# EXERCISE
Leaving out every image, restate all the records word for word.

# DATA FOR ANALYSIS

------------------------------------------------------------

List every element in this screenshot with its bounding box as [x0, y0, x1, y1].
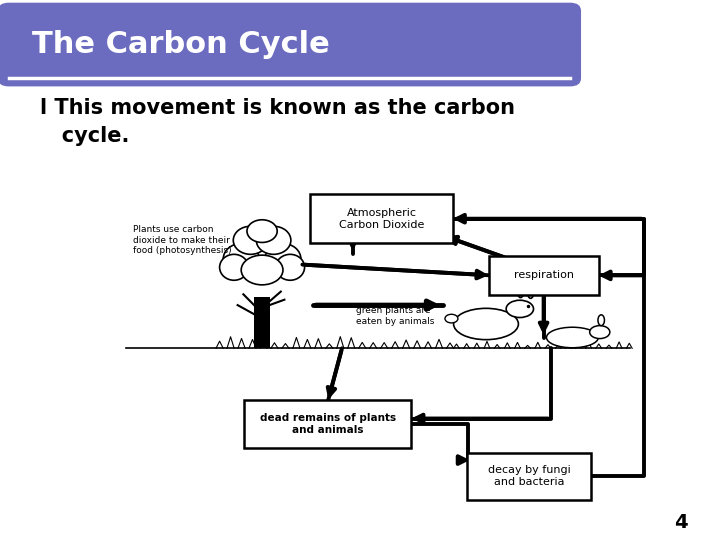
Ellipse shape [517, 282, 524, 298]
Text: decay by fungi
and bacteria: decay by fungi and bacteria [488, 465, 570, 487]
Text: cycle.: cycle. [40, 126, 129, 146]
Ellipse shape [256, 226, 291, 254]
Text: 4: 4 [674, 513, 688, 532]
Text: The Carbon Cycle: The Carbon Cycle [32, 30, 330, 59]
Text: Plants use carbon
dioxide to make their
food (photosynthesis): Plants use carbon dioxide to make their … [133, 225, 232, 255]
FancyBboxPatch shape [310, 194, 453, 243]
Text: Atmospheric
Carbon Dioxide: Atmospheric Carbon Dioxide [339, 208, 424, 230]
Text: l This movement is known as the carbon: l This movement is known as the carbon [40, 98, 515, 118]
Ellipse shape [247, 220, 277, 242]
Text: green plants are
eaten by animals: green plants are eaten by animals [356, 306, 435, 326]
Ellipse shape [276, 254, 305, 280]
Text: respiration: respiration [513, 271, 574, 280]
Ellipse shape [546, 327, 598, 348]
FancyBboxPatch shape [0, 3, 581, 86]
Ellipse shape [223, 244, 259, 275]
Ellipse shape [528, 285, 534, 298]
Ellipse shape [445, 314, 458, 323]
Ellipse shape [454, 308, 518, 340]
Text: dead remains of plants
and animals: dead remains of plants and animals [259, 413, 396, 435]
FancyBboxPatch shape [467, 453, 592, 500]
Ellipse shape [241, 255, 283, 285]
Ellipse shape [506, 300, 534, 318]
Ellipse shape [265, 244, 301, 275]
Ellipse shape [220, 254, 248, 280]
FancyBboxPatch shape [243, 400, 412, 448]
Bar [254, 297, 270, 348]
Ellipse shape [238, 230, 285, 267]
FancyBboxPatch shape [488, 255, 599, 295]
Ellipse shape [590, 326, 610, 339]
Ellipse shape [233, 226, 268, 254]
Ellipse shape [598, 315, 605, 326]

------------------------------------------------------------

# REPLY TO THE EXERCISE
List every element in this screenshot with its bounding box as [x0, y0, x1, y1].
Ellipse shape [517, 282, 524, 298]
Text: decay by fungi
and bacteria: decay by fungi and bacteria [488, 465, 570, 487]
Text: cycle.: cycle. [40, 126, 129, 146]
Ellipse shape [256, 226, 291, 254]
Text: 4: 4 [674, 513, 688, 532]
Text: The Carbon Cycle: The Carbon Cycle [32, 30, 330, 59]
Text: Plants use carbon
dioxide to make their
food (photosynthesis): Plants use carbon dioxide to make their … [133, 225, 232, 255]
FancyBboxPatch shape [310, 194, 453, 243]
Text: Atmospheric
Carbon Dioxide: Atmospheric Carbon Dioxide [339, 208, 424, 230]
Text: l This movement is known as the carbon: l This movement is known as the carbon [40, 98, 515, 118]
Ellipse shape [247, 220, 277, 242]
Text: green plants are
eaten by animals: green plants are eaten by animals [356, 306, 435, 326]
Ellipse shape [276, 254, 305, 280]
Text: respiration: respiration [513, 271, 574, 280]
Ellipse shape [546, 327, 598, 348]
FancyBboxPatch shape [0, 3, 581, 86]
Ellipse shape [223, 244, 259, 275]
Ellipse shape [528, 285, 534, 298]
Ellipse shape [445, 314, 458, 323]
Ellipse shape [454, 308, 518, 340]
Text: dead remains of plants
and animals: dead remains of plants and animals [259, 413, 396, 435]
FancyBboxPatch shape [467, 453, 592, 500]
Ellipse shape [241, 255, 283, 285]
Ellipse shape [506, 300, 534, 318]
Ellipse shape [265, 244, 301, 275]
Ellipse shape [220, 254, 248, 280]
FancyBboxPatch shape [243, 400, 412, 448]
Bar [254, 297, 270, 348]
Ellipse shape [238, 230, 285, 267]
FancyBboxPatch shape [488, 255, 599, 295]
Ellipse shape [590, 326, 610, 339]
Ellipse shape [233, 226, 268, 254]
Ellipse shape [598, 315, 605, 326]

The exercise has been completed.